--- START ---
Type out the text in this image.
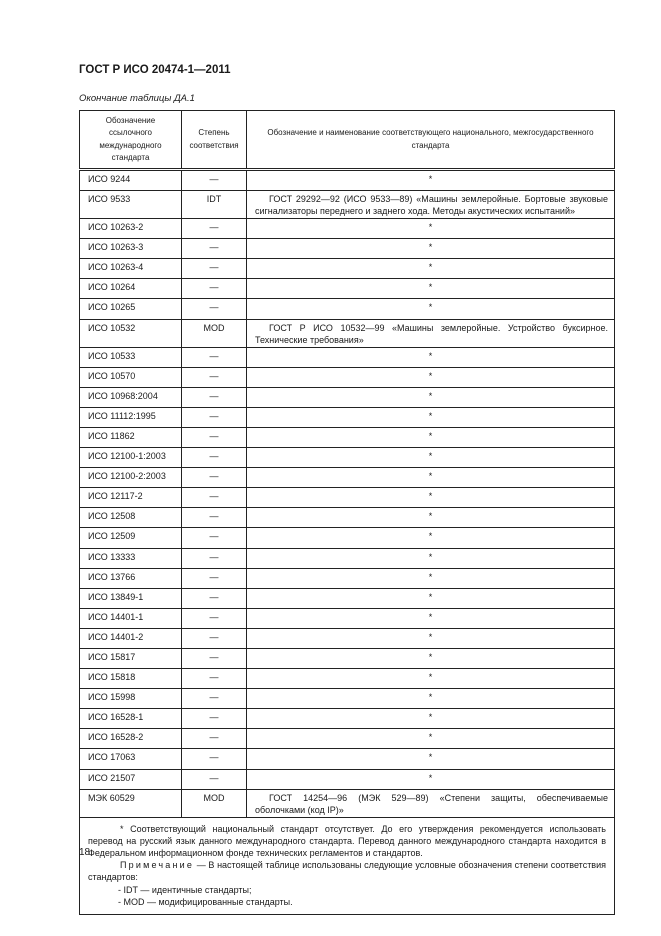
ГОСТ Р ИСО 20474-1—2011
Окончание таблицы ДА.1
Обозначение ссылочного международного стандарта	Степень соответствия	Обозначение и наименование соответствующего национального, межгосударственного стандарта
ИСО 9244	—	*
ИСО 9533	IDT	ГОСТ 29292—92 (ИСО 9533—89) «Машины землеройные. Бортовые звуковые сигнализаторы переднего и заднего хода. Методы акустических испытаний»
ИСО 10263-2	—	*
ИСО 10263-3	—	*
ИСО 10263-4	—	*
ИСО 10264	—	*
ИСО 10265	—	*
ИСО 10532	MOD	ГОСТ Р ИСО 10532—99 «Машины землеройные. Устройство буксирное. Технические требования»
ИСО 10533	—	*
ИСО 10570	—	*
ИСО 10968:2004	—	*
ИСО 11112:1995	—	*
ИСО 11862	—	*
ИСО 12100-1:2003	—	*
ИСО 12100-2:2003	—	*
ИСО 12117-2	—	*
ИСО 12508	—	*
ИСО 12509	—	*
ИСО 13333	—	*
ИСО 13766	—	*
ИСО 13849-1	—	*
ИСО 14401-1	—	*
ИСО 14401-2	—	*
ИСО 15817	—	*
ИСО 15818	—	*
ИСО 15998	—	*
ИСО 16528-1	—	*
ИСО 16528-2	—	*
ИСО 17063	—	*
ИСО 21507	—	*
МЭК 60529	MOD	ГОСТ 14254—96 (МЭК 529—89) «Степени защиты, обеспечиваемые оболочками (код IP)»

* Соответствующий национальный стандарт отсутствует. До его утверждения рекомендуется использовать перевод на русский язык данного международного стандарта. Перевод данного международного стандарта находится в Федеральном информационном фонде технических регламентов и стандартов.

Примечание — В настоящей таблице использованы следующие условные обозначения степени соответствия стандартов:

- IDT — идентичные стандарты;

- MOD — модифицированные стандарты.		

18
--- END ---
Among the lines above, how many contain the string "землеройные"? State the number alone.

◆ **Answer in full**: 2